** begin Data provided **
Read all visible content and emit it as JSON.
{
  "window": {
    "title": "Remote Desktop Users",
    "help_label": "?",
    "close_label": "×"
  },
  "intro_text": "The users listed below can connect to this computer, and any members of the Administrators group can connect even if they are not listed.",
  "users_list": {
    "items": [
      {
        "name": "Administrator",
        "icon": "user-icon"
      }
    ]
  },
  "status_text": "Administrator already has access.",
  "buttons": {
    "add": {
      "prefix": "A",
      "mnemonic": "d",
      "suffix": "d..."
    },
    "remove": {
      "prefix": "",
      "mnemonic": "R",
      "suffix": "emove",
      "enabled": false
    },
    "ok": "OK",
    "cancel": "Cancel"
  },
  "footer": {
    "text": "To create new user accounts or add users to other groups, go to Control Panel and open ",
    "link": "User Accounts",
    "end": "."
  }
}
** end Data provided **
Set down the material above again, word for word.

Read all visible content and emit it as JSON.
{
  "window": {
    "title": "Remote Desktop Users",
    "help_label": "?",
    "close_label": "×"
  },
  "intro_text": "The users listed below can connect to this computer, and any members of the Administrators group can connect even if they are not listed.",
  "users_list": {
    "items": [
      {
        "name": "Administrator",
        "icon": "user-icon"
      }
    ]
  },
  "status_text": "Administrator already has access.",
  "buttons": {
    "add": {
      "prefix": "A",
      "mnemonic": "d",
      "suffix": "d..."
    },
    "remove": {
      "prefix": "",
      "mnemonic": "R",
      "suffix": "emove",
      "enabled": false
    },
    "ok": "OK",
    "cancel": "Cancel"
  },
  "footer": {
    "text": "To create new user accounts or add users to other groups, go to Control Panel and open ",
    "link": "User Accounts",
    "end": "."
  }
}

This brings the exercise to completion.